▶ SELECTED TEXT
[BEGIN]
The Dragon of Wantley is a legend of a dragon-slaying by a knight on Wharncliffe Crags in South Yorkshire, recounted in a comic broadside ballad of 1685, later included in Thomas Percy's 1767 Reliques of Ancient Poetry, and enjoying widespread popularity in the 18th and 19th centuries, although less well-known today. The ballad tells how the Falstaffian knight, Moore of Moore Hall, obtains a bespoke suit of spiked Sheffield armour and delivers a fatal kick to the dragon's "arse-gut," its only vulnerable spot - as the dragon explains with its dying breath. The topography of the ballad is accurate in its detail as regards Wharncliffe Crags and environs, but the story, and its burlesque humour, has been enjoyed in places far from the landscape from which it appears to derive and has been used to make a number of points unrelated to it.
More Hall is a 15th-century (or earlier) residence immediately below the gritstone edge of Wharncliffe Crags—Wharncliffe being formerly known in the local vernacular as Wantley—The dragon was reputed to reside in a den, and to fly across the valley to Allman (Dragon's) Well on the Waldershelf ridge above Deepcar.
A lawsuit was taken out in 1573 by one George More of Sheffield on behalf of the Sheffield Burgery (the 'free men' of Sheffield) against the Lord of the manor of Sheffield, George Talbot, the sixth Earl of Shrewsbury, in respect of his appropriation of the proceeds of Sheffield 'waste' land, which hitherto had paid for Sheffield's poor, civic works and the parish church. [see The Records of the Sheffield Burgery by John Daniel Leader (1897); and Church and Manor: A Study in English Economic History, by Sidney Oldall Addy (1913)]. This had long been the practice under an agreement in 1297 by one of Talbot's predecessors, one Thomas Furnival [see Sheffield (History and Guide) by David Fine (1991)], and had seemed secure after a successful petition some two decades previously to the newly enthroned Queen Mary with the full support of George Talbot's father (the previous—fifth—Earl of Shrewsbury, Francis Talbot) [see the ‘history’ section of the website of the Sheffield Church Burgesses Trust http://www.sheffieldchurchburgesses.org.uk/history-of-sheffield-church-burgesses-trust.htm].
[END]
▶ DATA SEGMENT
[BEGIN]
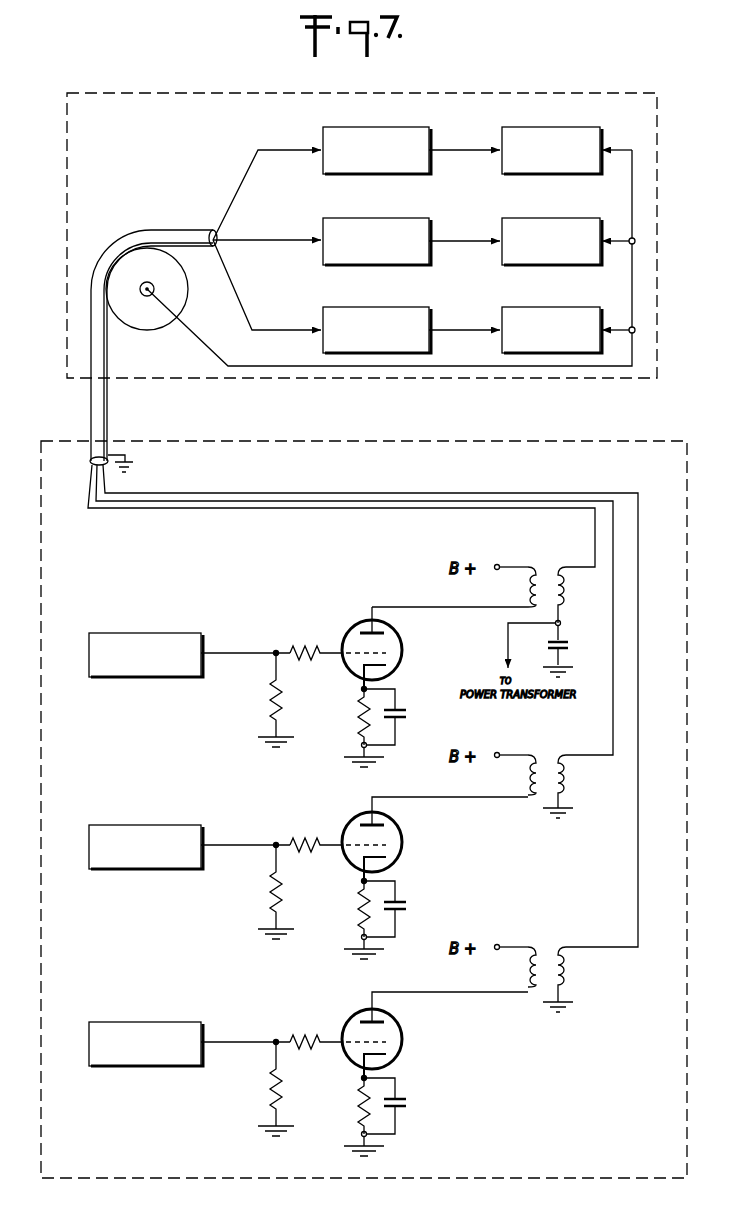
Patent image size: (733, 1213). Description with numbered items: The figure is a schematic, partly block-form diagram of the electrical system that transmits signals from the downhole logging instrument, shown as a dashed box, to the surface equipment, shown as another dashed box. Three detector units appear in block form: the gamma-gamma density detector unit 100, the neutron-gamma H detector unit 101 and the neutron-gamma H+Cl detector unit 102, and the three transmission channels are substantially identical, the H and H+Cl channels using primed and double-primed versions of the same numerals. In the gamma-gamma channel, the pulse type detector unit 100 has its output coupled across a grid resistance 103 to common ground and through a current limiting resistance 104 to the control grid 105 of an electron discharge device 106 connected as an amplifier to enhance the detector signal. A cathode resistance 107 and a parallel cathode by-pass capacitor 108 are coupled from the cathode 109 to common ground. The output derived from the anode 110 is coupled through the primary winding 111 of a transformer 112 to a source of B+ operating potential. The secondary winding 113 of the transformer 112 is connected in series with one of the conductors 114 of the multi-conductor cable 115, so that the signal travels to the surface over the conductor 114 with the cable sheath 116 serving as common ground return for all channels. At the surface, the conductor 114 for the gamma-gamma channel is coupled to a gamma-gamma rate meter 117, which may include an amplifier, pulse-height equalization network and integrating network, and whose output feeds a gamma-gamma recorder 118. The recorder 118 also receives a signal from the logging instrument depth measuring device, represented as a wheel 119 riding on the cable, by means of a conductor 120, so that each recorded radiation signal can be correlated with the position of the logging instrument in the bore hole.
[END]
▶ REQUIRED WORK
In the Dragon of Wantley text, recast the paragraph beginning "More Hall is a 15th-century" as a bulleted list that keeps its main facts.

▶ TASK RESPONSE
- More Hall is a residence dating from the 15th century or earlier.
- It stands immediately below the gritstone edge of Wharncliffe Crags.
- Wharncliffe was formerly known as Wantley in the local vernacular.
- The dragon was reputed to live in a den.
- It was said to fly across the valley to Allman (Dragon's) Well on the Waldershelf ridge above Deepcar.